THE TASK — Below are the records; copy each line in them that holds the word "JSON".

Stored data —
──────

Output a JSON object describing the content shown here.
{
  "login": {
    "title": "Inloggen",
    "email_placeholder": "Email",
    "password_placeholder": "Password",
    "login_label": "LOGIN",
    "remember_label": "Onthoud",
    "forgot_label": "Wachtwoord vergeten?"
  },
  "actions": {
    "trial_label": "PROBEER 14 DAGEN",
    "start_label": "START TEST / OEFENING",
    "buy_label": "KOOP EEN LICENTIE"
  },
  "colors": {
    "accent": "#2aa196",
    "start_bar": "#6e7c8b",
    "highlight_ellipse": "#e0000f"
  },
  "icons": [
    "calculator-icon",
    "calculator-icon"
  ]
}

──────

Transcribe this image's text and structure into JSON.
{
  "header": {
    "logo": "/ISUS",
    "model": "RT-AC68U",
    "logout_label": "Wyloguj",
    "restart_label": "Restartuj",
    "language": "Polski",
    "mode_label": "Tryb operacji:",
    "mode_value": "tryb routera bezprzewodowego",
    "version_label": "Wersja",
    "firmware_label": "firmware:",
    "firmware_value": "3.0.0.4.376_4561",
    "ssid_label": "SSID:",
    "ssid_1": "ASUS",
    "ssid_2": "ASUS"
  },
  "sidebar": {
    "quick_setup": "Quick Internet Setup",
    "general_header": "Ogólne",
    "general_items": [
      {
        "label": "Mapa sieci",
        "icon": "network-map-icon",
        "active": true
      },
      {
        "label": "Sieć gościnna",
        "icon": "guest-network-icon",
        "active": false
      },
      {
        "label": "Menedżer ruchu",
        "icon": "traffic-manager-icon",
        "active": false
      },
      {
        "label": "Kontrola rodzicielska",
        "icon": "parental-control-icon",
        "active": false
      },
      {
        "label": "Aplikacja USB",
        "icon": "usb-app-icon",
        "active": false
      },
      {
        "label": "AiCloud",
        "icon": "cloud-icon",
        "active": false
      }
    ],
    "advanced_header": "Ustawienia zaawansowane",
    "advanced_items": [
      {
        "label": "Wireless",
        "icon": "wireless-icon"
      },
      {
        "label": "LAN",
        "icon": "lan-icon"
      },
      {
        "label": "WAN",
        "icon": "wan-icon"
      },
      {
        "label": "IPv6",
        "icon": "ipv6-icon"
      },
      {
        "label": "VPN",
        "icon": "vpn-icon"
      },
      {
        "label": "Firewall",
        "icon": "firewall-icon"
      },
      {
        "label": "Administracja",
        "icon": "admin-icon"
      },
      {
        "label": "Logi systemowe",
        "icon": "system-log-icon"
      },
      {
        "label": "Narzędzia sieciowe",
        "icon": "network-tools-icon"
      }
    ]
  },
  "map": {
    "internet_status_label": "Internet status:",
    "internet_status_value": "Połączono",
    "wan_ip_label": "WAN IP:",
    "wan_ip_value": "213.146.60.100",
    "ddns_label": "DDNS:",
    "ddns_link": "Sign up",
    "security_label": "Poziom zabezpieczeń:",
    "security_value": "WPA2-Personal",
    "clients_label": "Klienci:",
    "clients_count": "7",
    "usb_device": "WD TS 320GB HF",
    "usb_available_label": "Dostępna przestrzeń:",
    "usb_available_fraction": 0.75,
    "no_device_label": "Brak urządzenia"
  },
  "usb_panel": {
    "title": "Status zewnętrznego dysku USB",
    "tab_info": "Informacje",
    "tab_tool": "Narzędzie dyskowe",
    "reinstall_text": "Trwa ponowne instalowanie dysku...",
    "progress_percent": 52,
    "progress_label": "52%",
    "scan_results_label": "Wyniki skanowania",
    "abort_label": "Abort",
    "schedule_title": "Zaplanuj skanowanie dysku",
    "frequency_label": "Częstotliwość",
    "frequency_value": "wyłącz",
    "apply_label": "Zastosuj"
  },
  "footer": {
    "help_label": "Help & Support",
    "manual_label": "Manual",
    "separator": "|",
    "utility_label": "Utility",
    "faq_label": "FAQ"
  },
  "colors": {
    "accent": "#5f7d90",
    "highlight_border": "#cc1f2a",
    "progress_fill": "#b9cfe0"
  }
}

──────

REPLY TO THE TASK —
Output a JSON object describing the content shown here.
Transcribe this image's text and structure into JSON.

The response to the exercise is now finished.